■ **The records**:
########

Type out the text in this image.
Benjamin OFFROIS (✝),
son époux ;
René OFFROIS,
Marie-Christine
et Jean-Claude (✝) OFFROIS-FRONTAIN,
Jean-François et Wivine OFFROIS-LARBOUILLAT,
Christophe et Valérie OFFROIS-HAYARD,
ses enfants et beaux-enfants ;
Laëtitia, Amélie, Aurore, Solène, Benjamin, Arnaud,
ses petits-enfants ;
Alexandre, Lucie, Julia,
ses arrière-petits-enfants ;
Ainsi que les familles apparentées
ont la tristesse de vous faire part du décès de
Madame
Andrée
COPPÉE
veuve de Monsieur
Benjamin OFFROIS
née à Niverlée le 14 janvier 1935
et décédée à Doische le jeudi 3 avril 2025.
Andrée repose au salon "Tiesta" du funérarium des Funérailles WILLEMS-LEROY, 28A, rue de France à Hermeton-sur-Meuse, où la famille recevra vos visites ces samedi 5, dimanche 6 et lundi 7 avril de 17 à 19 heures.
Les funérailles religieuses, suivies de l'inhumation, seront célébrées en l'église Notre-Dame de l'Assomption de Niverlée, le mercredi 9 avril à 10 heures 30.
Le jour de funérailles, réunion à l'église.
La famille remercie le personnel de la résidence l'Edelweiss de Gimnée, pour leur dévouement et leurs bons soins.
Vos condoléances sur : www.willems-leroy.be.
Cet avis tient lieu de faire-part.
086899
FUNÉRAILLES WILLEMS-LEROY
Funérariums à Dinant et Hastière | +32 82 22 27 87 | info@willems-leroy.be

########

Copy out all lines from the material above that contain the string "Andrée".

■ **Response to this task**:
Andrée
Andrée repose au salon "Tiesta" du funérarium des Funérailles WILLEMS-LEROY, 28A, rue de France à Hermeton-sur-Meuse, où la famille recevra vos visites ces samedi 5, dimanche 6 et lundi 7 avril de 17 à 19 heures.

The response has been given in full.